(Source data)
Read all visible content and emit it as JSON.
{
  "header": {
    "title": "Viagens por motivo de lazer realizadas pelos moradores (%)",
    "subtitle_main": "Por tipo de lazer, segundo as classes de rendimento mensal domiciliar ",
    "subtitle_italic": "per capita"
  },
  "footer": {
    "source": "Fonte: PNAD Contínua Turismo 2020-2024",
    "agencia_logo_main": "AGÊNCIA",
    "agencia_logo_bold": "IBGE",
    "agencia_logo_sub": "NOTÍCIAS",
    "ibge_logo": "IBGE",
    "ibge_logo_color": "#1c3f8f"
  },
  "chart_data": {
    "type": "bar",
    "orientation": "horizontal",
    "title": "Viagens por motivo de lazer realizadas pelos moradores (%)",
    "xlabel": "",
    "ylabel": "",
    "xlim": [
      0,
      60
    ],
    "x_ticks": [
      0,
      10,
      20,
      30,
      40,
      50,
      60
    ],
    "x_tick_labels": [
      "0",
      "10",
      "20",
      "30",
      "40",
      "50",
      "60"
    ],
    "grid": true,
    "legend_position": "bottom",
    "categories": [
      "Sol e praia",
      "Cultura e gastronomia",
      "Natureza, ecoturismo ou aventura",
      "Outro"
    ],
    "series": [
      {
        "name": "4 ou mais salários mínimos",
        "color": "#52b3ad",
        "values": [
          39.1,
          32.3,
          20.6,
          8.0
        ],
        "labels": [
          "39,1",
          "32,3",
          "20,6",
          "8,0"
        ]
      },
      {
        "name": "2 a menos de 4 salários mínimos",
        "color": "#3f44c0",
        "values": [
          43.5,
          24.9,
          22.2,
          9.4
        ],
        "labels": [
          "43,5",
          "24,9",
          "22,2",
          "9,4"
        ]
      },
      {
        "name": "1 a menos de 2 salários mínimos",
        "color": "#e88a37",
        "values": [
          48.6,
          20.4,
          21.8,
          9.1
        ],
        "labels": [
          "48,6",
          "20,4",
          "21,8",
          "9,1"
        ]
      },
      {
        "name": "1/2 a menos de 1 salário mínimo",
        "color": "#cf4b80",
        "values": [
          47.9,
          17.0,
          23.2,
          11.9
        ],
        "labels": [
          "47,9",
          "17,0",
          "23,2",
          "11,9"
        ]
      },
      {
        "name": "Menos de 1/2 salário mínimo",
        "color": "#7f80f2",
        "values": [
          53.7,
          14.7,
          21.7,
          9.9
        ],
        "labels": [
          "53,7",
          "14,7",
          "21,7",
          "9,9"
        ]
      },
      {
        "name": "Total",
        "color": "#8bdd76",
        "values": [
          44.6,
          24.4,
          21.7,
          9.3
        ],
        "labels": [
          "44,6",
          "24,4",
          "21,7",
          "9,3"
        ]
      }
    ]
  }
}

### What you will do
Make an exact copy of the records.

### Reply
Read all visible content and emit it as JSON.
{
  "header": {
    "title": "Viagens por motivo de lazer realizadas pelos moradores (%)",
    "subtitle_main": "Por tipo de lazer, segundo as classes de rendimento mensal domiciliar ",
    "subtitle_italic": "per capita"
  },
  "footer": {
    "source": "Fonte: PNAD Contínua Turismo 2020-2024",
    "agencia_logo_main": "AGÊNCIA",
    "agencia_logo_bold": "IBGE",
    "agencia_logo_sub": "NOTÍCIAS",
    "ibge_logo": "IBGE",
    "ibge_logo_color": "#1c3f8f"
  },
  "chart_data": {
    "type": "bar",
    "orientation": "horizontal",
    "title": "Viagens por motivo de lazer realizadas pelos moradores (%)",
    "xlabel": "",
    "ylabel": "",
    "xlim": [
      0,
      60
    ],
    "x_ticks": [
      0,
      10,
      20,
      30,
      40,
      50,
      60
    ],
    "x_tick_labels": [
      "0",
      "10",
      "20",
      "30",
      "40",
      "50",
      "60"
    ],
    "grid": true,
    "legend_position": "bottom",
    "categories": [
      "Sol e praia",
      "Cultura e gastronomia",
      "Natureza, ecoturismo ou aventura",
      "Outro"
    ],
    "series": [
      {
        "name": "4 ou mais salários mínimos",
        "color": "#52b3ad",
        "values": [
          39.1,
          32.3,
          20.6,
          8.0
        ],
        "labels": [
          "39,1",
          "32,3",
          "20,6",
          "8,0"
        ]
      },
      {
        "name": "2 a menos de 4 salários mínimos",
        "color": "#3f44c0",
        "values": [
          43.5,
          24.9,
          22.2,
          9.4
        ],
        "labels": [
          "43,5",
          "24,9",
          "22,2",
          "9,4"
        ]
      },
      {
        "name": "1 a menos de 2 salários mínimos",
        "color": "#e88a37",
        "values": [
          48.6,
          20.4,
          21.8,
          9.1
        ],
        "labels": [
          "48,6",
          "20,4",
          "21,8",
          "9,1"
        ]
      },
      {
        "name": "1/2 a menos de 1 salário mínimo",
        "color": "#cf4b80",
        "values": [
          47.9,
          17.0,
          23.2,
          11.9
        ],
        "labels": [
          "47,9",
          "17,0",
          "23,2",
          "11,9"
        ]
      },
      {
        "name": "Menos de 1/2 salário mínimo",
        "color": "#7f80f2",
        "values": [
          53.7,
          14.7,
          21.7,
          9.9
        ],
        "labels": [
          "53,7",
          "14,7",
          "21,7",
          "9,9"
        ]
      },
      {
        "name": "Total",
        "color": "#8bdd76",
        "values": [
          44.6,
          24.4,
          21.7,
          9.3
        ],
        "labels": [
          "44,6",
          "24,4",
          "21,7",
          "9,3"
        ]
      }
    ]
  }
}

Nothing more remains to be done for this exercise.